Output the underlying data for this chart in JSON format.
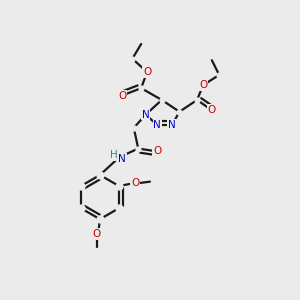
{
  "bg_color": "#ebebeb",
  "atom_color_N": "#0000cc",
  "atom_color_O": "#cc0000",
  "atom_color_H": "#2e8b8b",
  "bond_color": "#1a1a1a",
  "bond_width": 1.6,
  "figsize": [
    3.0,
    3.0
  ],
  "dpi": 100,
  "xlim": [
    0,
    10
  ],
  "ylim": [
    0,
    10
  ]
}
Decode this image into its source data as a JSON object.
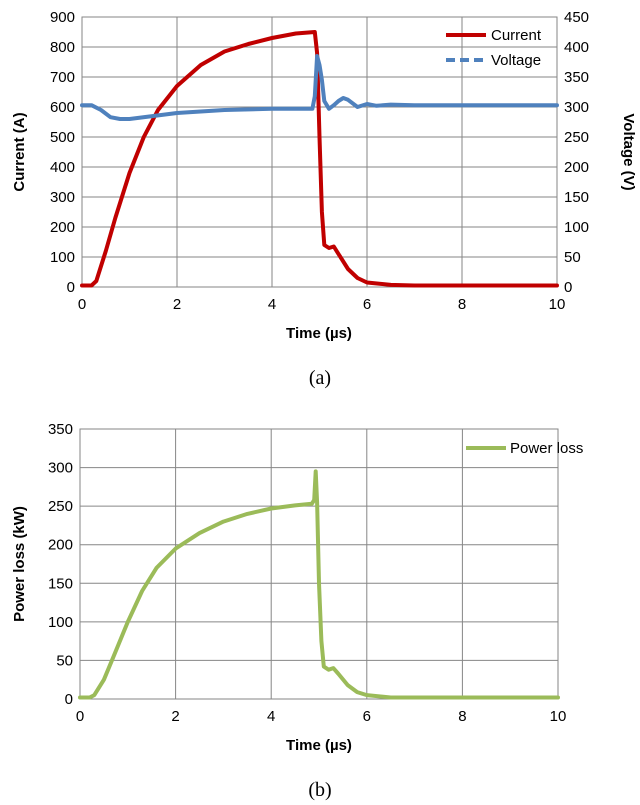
{
  "chart_data": [
    {
      "id": "a",
      "type": "line",
      "caption": "(a)",
      "xlabel": "Time (µs)",
      "ylabel": "Current (A)",
      "y2label": "Voltage (V)",
      "xlim": [
        0,
        10
      ],
      "ylim": [
        0,
        900
      ],
      "y2lim": [
        0,
        450
      ],
      "xticks": [
        "0",
        "2",
        "4",
        "6",
        "8",
        "10"
      ],
      "yticks": [
        "0",
        "100",
        "200",
        "300",
        "400",
        "500",
        "600",
        "700",
        "800",
        "900"
      ],
      "y2ticks": [
        "0",
        "50",
        "100",
        "150",
        "200",
        "250",
        "300",
        "350",
        "400",
        "450"
      ],
      "grid": true,
      "legend_position": "top-right",
      "series": [
        {
          "name": "Current",
          "axis": "left",
          "color": "#c00000",
          "style": "solid",
          "x": [
            0,
            0.2,
            0.3,
            0.5,
            0.7,
            1.0,
            1.3,
            1.6,
            2.0,
            2.5,
            3.0,
            3.5,
            4.0,
            4.5,
            4.9,
            4.95,
            5.0,
            5.05,
            5.1,
            5.2,
            5.3,
            5.4,
            5.6,
            5.8,
            6.0,
            6.5,
            7,
            8,
            9,
            10
          ],
          "y": [
            5,
            5,
            20,
            120,
            230,
            380,
            500,
            590,
            670,
            740,
            785,
            810,
            830,
            845,
            850,
            780,
            500,
            250,
            140,
            130,
            135,
            110,
            60,
            30,
            15,
            7,
            5,
            5,
            5,
            5
          ]
        },
        {
          "name": "Voltage",
          "axis": "right",
          "color": "#4f81bd",
          "style": "dashed",
          "x": [
            0,
            0.2,
            0.4,
            0.6,
            0.8,
            1.0,
            1.5,
            2.0,
            3.0,
            4.0,
            4.85,
            4.9,
            4.95,
            5.0,
            5.05,
            5.1,
            5.2,
            5.3,
            5.4,
            5.5,
            5.6,
            5.8,
            6.0,
            6.2,
            6.5,
            7,
            8,
            9,
            10
          ],
          "y": [
            303,
            303,
            295,
            283,
            280,
            280,
            285,
            290,
            295,
            297,
            297,
            318,
            385,
            370,
            345,
            310,
            297,
            303,
            310,
            315,
            312,
            300,
            305,
            302,
            304,
            303,
            303,
            303,
            303
          ]
        }
      ]
    },
    {
      "id": "b",
      "type": "line",
      "caption": "(b)",
      "xlabel": "Time (µs)",
      "ylabel": "Power loss (kW)",
      "xlim": [
        0,
        10
      ],
      "ylim": [
        0,
        350
      ],
      "xticks": [
        "0",
        "2",
        "4",
        "6",
        "8",
        "10"
      ],
      "yticks": [
        "0",
        "50",
        "100",
        "150",
        "200",
        "250",
        "300",
        "350"
      ],
      "grid": true,
      "legend_position": "top-right",
      "series": [
        {
          "name": "Power loss",
          "axis": "left",
          "color": "#9bbb59",
          "style": "solid",
          "x": [
            0,
            0.2,
            0.3,
            0.5,
            0.7,
            1.0,
            1.3,
            1.6,
            2.0,
            2.5,
            3.0,
            3.5,
            4.0,
            4.5,
            4.85,
            4.9,
            4.93,
            4.96,
            5.0,
            5.05,
            5.1,
            5.2,
            5.3,
            5.4,
            5.6,
            5.8,
            6.0,
            6.5,
            7,
            8,
            9,
            10
          ],
          "y": [
            2,
            2,
            5,
            25,
            55,
            100,
            140,
            170,
            195,
            215,
            230,
            240,
            247,
            251,
            253,
            258,
            295,
            255,
            150,
            75,
            42,
            38,
            40,
            33,
            18,
            9,
            5,
            2,
            2,
            2,
            2,
            2
          ]
        }
      ]
    }
  ]
}
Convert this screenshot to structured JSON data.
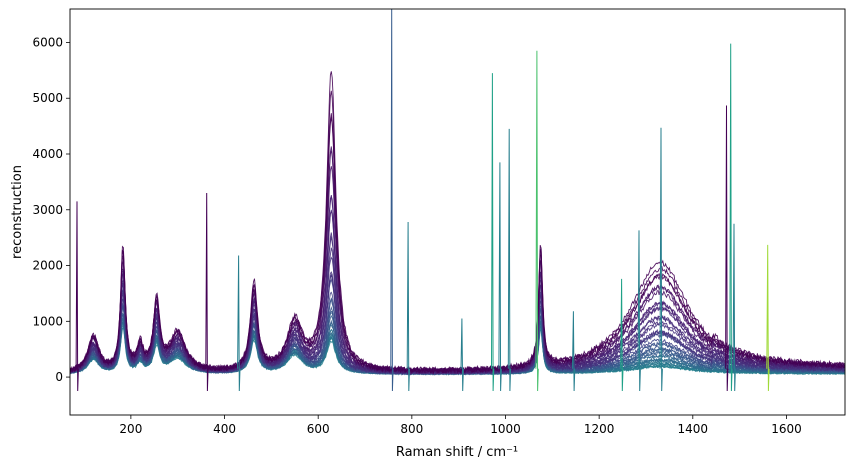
{
  "chart_data": {
    "type": "line",
    "xlabel": "Raman shift / cm⁻¹",
    "ylabel": "reconstruction",
    "xlim": [
      70,
      1725
    ],
    "ylim": [
      -680,
      6600
    ],
    "x_ticks": [
      200,
      400,
      600,
      800,
      1000,
      1200,
      1400,
      1600
    ],
    "y_ticks": [
      0,
      1000,
      2000,
      3000,
      4000,
      5000,
      6000
    ],
    "grid": false,
    "legend": "none",
    "colormap": "viridis",
    "colors": {
      "dark_purple": "#440154",
      "purple": "#46327e",
      "blue": "#365c8d",
      "teal": "#277f8e",
      "green": "#1fa187",
      "light_green": "#4ac16d",
      "yellow_green": "#a0da39"
    },
    "series_count": 40,
    "baseline_peaks": [
      {
        "x": 120,
        "y": 560
      },
      {
        "x": 183,
        "y": 1920
      },
      {
        "x": 220,
        "y": 380
      },
      {
        "x": 255,
        "y": 1100
      },
      {
        "x": 300,
        "y": 620
      },
      {
        "x": 463,
        "y": 1350
      },
      {
        "x": 550,
        "y": 750
      },
      {
        "x": 628,
        "y": 2200
      },
      {
        "x": 1075,
        "y": 1900
      },
      {
        "x": 1330,
        "y": 900
      }
    ],
    "spikes": [
      {
        "x": 85,
        "y": 3150
      },
      {
        "x": 362,
        "y": 3300
      },
      {
        "x": 430,
        "y": 2180
      },
      {
        "x": 757,
        "y": 6600
      },
      {
        "x": 792,
        "y": 2780
      },
      {
        "x": 907,
        "y": 1050
      },
      {
        "x": 972,
        "y": 5450
      },
      {
        "x": 988,
        "y": 3850
      },
      {
        "x": 1008,
        "y": 4450
      },
      {
        "x": 1067,
        "y": 5850
      },
      {
        "x": 1145,
        "y": 1180
      },
      {
        "x": 1248,
        "y": 1760
      },
      {
        "x": 1285,
        "y": 2630
      },
      {
        "x": 1332,
        "y": 4470
      },
      {
        "x": 1472,
        "y": 4870
      },
      {
        "x": 1481,
        "y": 5980
      },
      {
        "x": 1488,
        "y": 2750
      },
      {
        "x": 1560,
        "y": 2370
      }
    ]
  }
}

## STATED TASK
Leave out the pictures and give the rest of the records again exactly.

## ANSWER TO THIS EXERCISE
Output the underlying data for this chart in JSON format.
{
  "bg_color": "#ebebeb",
  "atom_color_N": "#0000cc",
  "atom_color_O": "#cc0000",
  "atom_color_H": "#2e8b8b",
  "bond_color": "#1a1a1a",
  "bond_width": 1.6,
  "figsize": [
    3.0,
    3.0
  ],
  "dpi": 100,
  "xlim": [
    0,
    10
  ],
  "ylim": [
    0,
    10
  ]
}
Decode this image into its source data as a JSON object.
{
  "chart_data": [
    {
      "id": "a",
      "type": "line",
      "caption": "(a)",
      "xlabel": "Time (µs)",
      "ylabel": "Current (A)",
      "y2label": "Voltage (V)",
      "xlim": [
        0,
        10
      ],
      "ylim": [
        0,
        900
      ],
      "y2lim": [
        0,
        450
      ],
      "xticks": [
        "0",
        "2",
        "4",
        "6",
        "8",
        "10"
      ],
      "yticks": [
        "0",
        "100",
        "200",
        "300",
        "400",
        "500",
        "600",
        "700",
        "800",
        "900"
      ],
      "y2ticks": [
        "0",
        "50",
        "100",
        "150",
        "200",
        "250",
        "300",
        "350",
        "400",
        "450"
      ],
      "grid": true,
      "legend_position": "top-right",
      "series": [
        {
          "name": "Current",
          "axis": "left",
          "color": "#c00000",
          "style": "solid",
          "x": [
            0,
            0.2,
            0.3,
            0.5,
            0.7,
            1.0,
            1.3,
            1.6,
            2.0,
            2.5,
            3.0,
            3.5,
            4.0,
            4.5,
            4.9,
            4.95,
            5.0,
            5.05,
            5.1,
            5.2,
            5.3,
            5.4,
            5.6,
            5.8,
            6.0,
            6.5,
            7,
            8,
            9,
            10
          ],
          "y": [
            5,
            5,
            20,
            120,
            230,
            380,
            500,
            590,
            670,
            740,
            785,
            810,
            830,
            845,
            850,
            780,
            500,
            250,
            140,
            130,
            135,
            110,
            60,
            30,
            15,
            7,
            5,
            5,
            5,
            5
          ]
        },
        {
          "name": "Voltage",
          "axis": "right",
          "color": "#4f81bd",
          "style": "dashed",
          "x": [
            0,
            0.2,
            0.4,
            0.6,
            0.8,
            1.0,
            1.5,
            2.0,
            3.0,
            4.0,
            4.85,
            4.9,
            4.95,
            5.0,
            5.05,
            5.1,
            5.2,
            5.3,
            5.4,
            5.5,
            5.6,
            5.8,
            6.0,
            6.2,
            6.5,
            7,
            8,
            9,
            10
          ],
          "y": [
            303,
            303,
            295,
            283,
            280,
            280,
            285,
            290,
            295,
            297,
            297,
            318,
            385,
            370,
            345,
            310,
            297,
            303,
            310,
            315,
            312,
            300,
            305,
            302,
            304,
            303,
            303,
            303,
            303
          ]
        }
      ]
    },
    {
      "id": "b",
      "type": "line",
      "caption": "(b)",
      "xlabel": "Time (µs)",
      "ylabel": "Power loss (kW)",
      "xlim": [
        0,
        10
      ],
      "ylim": [
        0,
        350
      ],
      "xticks": [
        "0",
        "2",
        "4",
        "6",
        "8",
        "10"
      ],
      "yticks": [
        "0",
        "50",
        "100",
        "150",
        "200",
        "250",
        "300",
        "350"
      ],
      "grid": true,
      "legend_position": "top-right",
      "series": [
        {
          "name": "Power loss",
          "axis": "left",
          "color": "#9bbb59",
          "style": "solid",
          "x": [
            0,
            0.2,
            0.3,
            0.5,
            0.7,
            1.0,
            1.3,
            1.6,
            2.0,
            2.5,
            3.0,
            3.5,
            4.0,
            4.5,
            4.85,
            4.9,
            4.93,
            4.96,
            5.0,
            5.05,
            5.1,
            5.2,
            5.3,
            5.4,
            5.6,
            5.8,
            6.0,
            6.5,
            7,
            8,
            9,
            10
          ],
          "y": [
            2,
            2,
            5,
            25,
            55,
            100,
            140,
            170,
            195,
            215,
            230,
            240,
            247,
            251,
            253,
            258,
            295,
            255,
            150,
            75,
            42,
            38,
            40,
            33,
            18,
            9,
            5,
            2,
            2,
            2,
            2,
            2
          ]
        }
      ]
    }
  ]
}
Convert this screenshot to structured JSON data.
{
  "chart_data": {
    "type": "line",
    "xlabel": "Raman shift / cm⁻¹",
    "ylabel": "reconstruction",
    "xlim": [
      70,
      1725
    ],
    "ylim": [
      -680,
      6600
    ],
    "x_ticks": [
      200,
      400,
      600,
      800,
      1000,
      1200,
      1400,
      1600
    ],
    "y_ticks": [
      0,
      1000,
      2000,
      3000,
      4000,
      5000,
      6000
    ],
    "grid": false,
    "legend": "none",
    "colormap": "viridis",
    "colors": {
      "dark_purple": "#440154",
      "purple": "#46327e",
      "blue": "#365c8d",
      "teal": "#277f8e",
      "green": "#1fa187",
      "light_green": "#4ac16d",
      "yellow_green": "#a0da39"
    },
    "series_count": 40,
    "baseline_peaks": [
      {
        "x": 120,
        "y": 560
      },
      {
        "x": 183,
        "y": 1920
      },
      {
        "x": 220,
        "y": 380
      },
      {
        "x": 255,
        "y": 1100
      },
      {
        "x": 300,
        "y": 620
      },
      {
        "x": 463,
        "y": 1350
      },
      {
        "x": 550,
        "y": 750
      },
      {
        "x": 628,
        "y": 2200
      },
      {
        "x": 1075,
        "y": 1900
      },
      {
        "x": 1330,
        "y": 900
      }
    ],
    "spikes": [
      {
        "x": 85,
        "y": 3150
      },
      {
        "x": 362,
        "y": 3300
      },
      {
        "x": 430,
        "y": 2180
      },
      {
        "x": 757,
        "y": 6600
      },
      {
        "x": 792,
        "y": 2780
      },
      {
        "x": 907,
        "y": 1050
      },
      {
        "x": 972,
        "y": 5450
      },
      {
        "x": 988,
        "y": 3850
      },
      {
        "x": 1008,
        "y": 4450
      },
      {
        "x": 1067,
        "y": 5850
      },
      {
        "x": 1145,
        "y": 1180
      },
      {
        "x": 1248,
        "y": 1760
      },
      {
        "x": 1285,
        "y": 2630
      },
      {
        "x": 1332,
        "y": 4470
      },
      {
        "x": 1472,
        "y": 4870
      },
      {
        "x": 1481,
        "y": 5980
      },
      {
        "x": 1488,
        "y": 2750
      },
      {
        "x": 1560,
        "y": 2370
      }
    ]
  }
}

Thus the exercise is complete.